Contract tests with cassettes

The cassette tooling in @rulvar/testing makes your adapter testable forever with one paid run. record wraps live adapters so that every completed stream appends one redacted row to a cassette JSONL file (authorization material never reaches cassette bytes; pass a custom redact for provider specific secret shapes). You commit the cassette, and CI replays it hermetically: replay with onMiss: "throw" turns any drift into a loud typed failure with zero live calls.

bash
pnpm add -D @rulvar/testing
ts
import { describe, expect, it } from "vitest";
import { createEngine, defineWorkflow, InMemoryStore, type ProviderAdapter } from "@rulvar/core";
import { record, replay } from "@rulvar/testing";
import { exampleAdapter } from "./adapter.js";

const CASSETTE = new URL("./contract.cassette.jsonl", import.meta.url).pathname;
const MODEL = "exampleprov:small-1";
const wf = defineWorkflow({ name: "contract" }, (ctx) => ctx.agent("Reply with the word ok."));

function engineOver(adapters: ProviderAdapter[]) {
  return createEngine({
    adapters,
    stores: { journal: new InMemoryStore() },
    defaults: { routing: { loop: MODEL, extract: MODEL } },
  });
}

describe("exampleAdapter contract", () => {
  // Recording leg: run once with a real key to (re)produce the cassette.
  it.skipIf(process.env.EXAMPLEPROV_API_KEY === undefined)("records", async () => {
    const live = exampleAdapter({
      id: "exampleprov",
      baseURL: "https://api.exampleprov.example",
      apiKey: process.env.EXAMPLEPROV_API_KEY,
    });
    const outcome = await engineOver(record({ adapters: [live], cassette: CASSETTE }))
      .run(wf, undefined)
      .result;
    expect(outcome.status).toBe("ok");
  });

  // Hermetic leg: the committed cassette IS the contract; CI never goes live.
  it("replays hermetically", async () => {
    const outcome = await engineOver(replay({ cassette: CASSETTE, onMiss: "throw" }))
      .run(wf, undefined)

- Required work: Duplicate the portion of the cassette testing guide starting at "const CASSETTE = new" and ending at "(re)produce the cassette.", word for word.

- Data section:

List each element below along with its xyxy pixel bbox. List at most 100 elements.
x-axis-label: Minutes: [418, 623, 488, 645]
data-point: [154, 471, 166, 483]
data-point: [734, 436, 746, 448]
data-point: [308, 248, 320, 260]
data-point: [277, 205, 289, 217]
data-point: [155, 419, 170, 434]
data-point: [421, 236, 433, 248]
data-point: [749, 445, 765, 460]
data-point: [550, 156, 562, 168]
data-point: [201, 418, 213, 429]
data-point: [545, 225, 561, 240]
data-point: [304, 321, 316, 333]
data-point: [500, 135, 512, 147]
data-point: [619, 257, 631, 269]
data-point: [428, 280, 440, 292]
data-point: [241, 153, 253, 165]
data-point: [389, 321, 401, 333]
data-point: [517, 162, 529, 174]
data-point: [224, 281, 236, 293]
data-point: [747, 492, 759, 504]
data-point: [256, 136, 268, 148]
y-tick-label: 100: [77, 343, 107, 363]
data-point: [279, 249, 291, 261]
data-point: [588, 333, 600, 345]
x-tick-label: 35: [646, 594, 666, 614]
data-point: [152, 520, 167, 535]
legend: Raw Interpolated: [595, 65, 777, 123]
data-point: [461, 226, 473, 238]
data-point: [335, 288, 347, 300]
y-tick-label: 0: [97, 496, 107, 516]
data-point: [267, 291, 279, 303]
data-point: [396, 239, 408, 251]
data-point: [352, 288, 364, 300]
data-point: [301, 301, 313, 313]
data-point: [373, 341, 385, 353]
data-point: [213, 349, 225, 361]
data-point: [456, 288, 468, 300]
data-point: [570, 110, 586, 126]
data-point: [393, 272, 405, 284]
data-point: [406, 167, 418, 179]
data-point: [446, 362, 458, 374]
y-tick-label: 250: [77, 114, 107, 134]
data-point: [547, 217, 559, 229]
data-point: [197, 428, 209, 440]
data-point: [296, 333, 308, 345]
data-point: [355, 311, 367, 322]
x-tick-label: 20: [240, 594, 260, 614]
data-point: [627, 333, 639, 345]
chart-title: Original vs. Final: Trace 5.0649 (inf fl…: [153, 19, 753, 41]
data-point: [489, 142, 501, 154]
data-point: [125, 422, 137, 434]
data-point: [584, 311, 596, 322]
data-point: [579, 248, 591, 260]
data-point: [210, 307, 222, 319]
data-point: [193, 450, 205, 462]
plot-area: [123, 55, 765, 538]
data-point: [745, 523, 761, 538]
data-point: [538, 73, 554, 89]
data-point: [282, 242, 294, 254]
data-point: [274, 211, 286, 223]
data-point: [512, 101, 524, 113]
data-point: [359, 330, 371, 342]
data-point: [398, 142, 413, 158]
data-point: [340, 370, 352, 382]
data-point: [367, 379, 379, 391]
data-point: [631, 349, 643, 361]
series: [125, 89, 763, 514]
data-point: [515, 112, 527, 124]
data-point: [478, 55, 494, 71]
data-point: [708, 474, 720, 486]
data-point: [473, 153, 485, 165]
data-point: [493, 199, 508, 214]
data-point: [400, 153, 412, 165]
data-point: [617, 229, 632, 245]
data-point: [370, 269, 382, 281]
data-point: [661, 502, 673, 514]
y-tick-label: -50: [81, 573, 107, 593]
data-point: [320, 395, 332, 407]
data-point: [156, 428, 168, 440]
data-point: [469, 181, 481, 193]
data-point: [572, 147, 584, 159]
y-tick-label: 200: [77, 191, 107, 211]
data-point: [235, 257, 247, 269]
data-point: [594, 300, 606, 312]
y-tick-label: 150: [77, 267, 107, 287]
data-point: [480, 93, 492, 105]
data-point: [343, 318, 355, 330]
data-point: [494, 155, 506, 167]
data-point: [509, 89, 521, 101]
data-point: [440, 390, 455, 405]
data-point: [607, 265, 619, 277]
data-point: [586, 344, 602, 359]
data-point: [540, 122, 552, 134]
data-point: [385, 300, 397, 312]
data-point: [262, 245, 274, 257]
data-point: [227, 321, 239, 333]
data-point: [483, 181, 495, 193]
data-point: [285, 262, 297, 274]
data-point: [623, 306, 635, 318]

- Result for this task:
const CASSETTE = new URL("./contract.cassette.jsonl", import.meta.url).pathname;
const MODEL = "exampleprov:small-1";
const wf = defineWorkflow({ name: "contract" }, (ctx) => ctx.agent("Reply with the word ok."));

function engineOver(adapters: ProviderAdapter[]) {
  return createEngine({
    adapters,
    stores: { journal: new InMemoryStore() },
    defaults: { routing: { loop: MODEL, extract: MODEL } },
  });
}

describe("exampleAdapter contract", () => {
  // Recording leg: run once with a real key to (re)produce the cassette.